文档段落 =>
========================================================================

Chapter 07-Basic statistics(Part2 Frequency and contingency tables)
这一部分使用在vcd包中的Arthritis数据集。
> library(vcd)
载入需要的程辑包:MASS
载入需要的程辑包:grid
载入需要的程辑包:colorspace
> head(Arthritis)
ID Treatment Sex Age Improved
1 57 Treated Male 27 Some
2 46 Treated Male 29 None
3 77 Treated Male 30 None
4 17 Treated Male 32 Marked
5 36 Treated Male 46 Marked
6 23 Treated Male 58 Marked
1. generating frequency tables

(1) ONE-WAY TABLE
例01:
> mytable<-with(Arthritis,table(Improved))
> mytable
Improved
None Some Marked
42 14 28
>
> prop.table(mytable)
Improved
None Some Marked
0.5000000 0.1666667 0.3333333
>
> prop.table(mytable)*100
Improved
None Some Marked
50.00000 16.66667 33.33333
table()函数:简单的频率(frequency)表示;
· table()函数会缺省自动的忽略missing values(NAs),要包含NA值需要使用选项useNA="ifany"
prop.table()函数:比例(proportion)表示;
prop.table()*100函数:百分数(percentage)表示。
(2)TWO-WAY TABLES
例02:
> mytable<-xtabs(~Treatment+Improved,data=Arthritis)
> mytable
Improved
Treatment None Some Marked
Placebo 29 7 7
Treated 13 7 21
(1)mytable<-table(A,B)
·A是行变量,B是列变量。
(2)xtabs()函数:使用公式方式的输入(formula style input)来创建一个列联表(contingency table)。
mytable<-xtabs(~A+B,data=mydata)
例03:
> margin.table(mytable,1)
Treatment
Placebo Treated
43 41
> prop.table(mytable,1)
Improved
Treatment None Some Marked
Placebo 0.6744186 0.1627907 0.1627907
Treated 0.3170732 0.1707317 0.5121951
> margin.table(mytable,2)
Improved
None Some Marked
42 14 28
> prop.table(mytable,2)
Improved
Treatment None Some Marked
Placebo 0.6904762 0.5000000 0.2500000
Treated 0.3095238 0.5000000 0.7500000
> prop.table(mytable)

========================================================================

[文档版面分析数据]
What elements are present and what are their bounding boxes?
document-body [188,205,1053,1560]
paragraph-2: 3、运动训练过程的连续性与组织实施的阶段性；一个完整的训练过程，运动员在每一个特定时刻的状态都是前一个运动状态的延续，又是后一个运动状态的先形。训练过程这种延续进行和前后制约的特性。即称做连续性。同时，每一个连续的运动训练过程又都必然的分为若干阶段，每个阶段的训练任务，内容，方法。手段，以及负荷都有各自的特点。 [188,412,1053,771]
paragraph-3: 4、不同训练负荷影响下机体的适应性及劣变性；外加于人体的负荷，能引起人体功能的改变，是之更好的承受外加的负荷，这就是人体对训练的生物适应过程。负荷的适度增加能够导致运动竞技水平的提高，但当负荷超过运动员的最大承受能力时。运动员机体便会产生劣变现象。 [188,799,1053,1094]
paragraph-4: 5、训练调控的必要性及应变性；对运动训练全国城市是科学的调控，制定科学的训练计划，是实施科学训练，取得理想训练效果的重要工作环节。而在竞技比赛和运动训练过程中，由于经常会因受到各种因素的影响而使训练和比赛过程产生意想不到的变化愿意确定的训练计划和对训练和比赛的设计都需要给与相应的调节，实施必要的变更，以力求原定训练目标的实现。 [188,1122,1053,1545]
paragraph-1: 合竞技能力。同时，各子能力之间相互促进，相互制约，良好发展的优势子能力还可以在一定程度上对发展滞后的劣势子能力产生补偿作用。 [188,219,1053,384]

========================================================================

操作任务 1 =>
请把R语言频率表教程中的这句话译成英文:“这一部分使用在vcd包中的Arthritis数据集。”
操作任务 2 =>
请从R语言频率表与列联表教程的末尾接着续写下去。
这些行与本练习无关。

练习答案 1 =>
This section uses the Arthritis dataset from the vcd package.

练习答案 2 =>
Improved
Treatment None Some Marked
Placebo 0.34523810 0.08333333 0.08333333
Treated 0.15476190 0.08333333 0.25000000
margin.table():产生marginal frequencies;
prop.table():产生proportions。
·index(1):指在table()中的第一个变量;
·index(2):指在table()中的第二个变量。
例04:
> addmargins(mytable)
Improved
Treatment None Some Marked Sum
Placebo 29 7 7 43
Treated 13 7 21 41
Sum 42 14 28 84
> addmargins(prop.table(mytable))
Improved
Treatment None Some Marked Sum
Placebo 0.34523810 0.08333333 0.08333333 0.51190476
Treated 0.15476190 0.08333333 0.25000000 0.48809524
Sum 0.50000000 0.16666667 0.33333333 1.00000000
addmargins():add marginal sums to these tables;
·缺省时为所有变量创建sum margins;
例04(变1):仅仅添加一个 sum column
> addmargins(prop.table(mytable,1),2)
Improved
Treatment None Some Marked Sum
Placebo 0.6744186 0.1627907 0.1627907 1.0000000
Treated 0.3170732 0.1707317 0.5121951 1.0000000
例04(变2):仅仅添加一个sum row
> addmargins(prop.table(mytable,2),1)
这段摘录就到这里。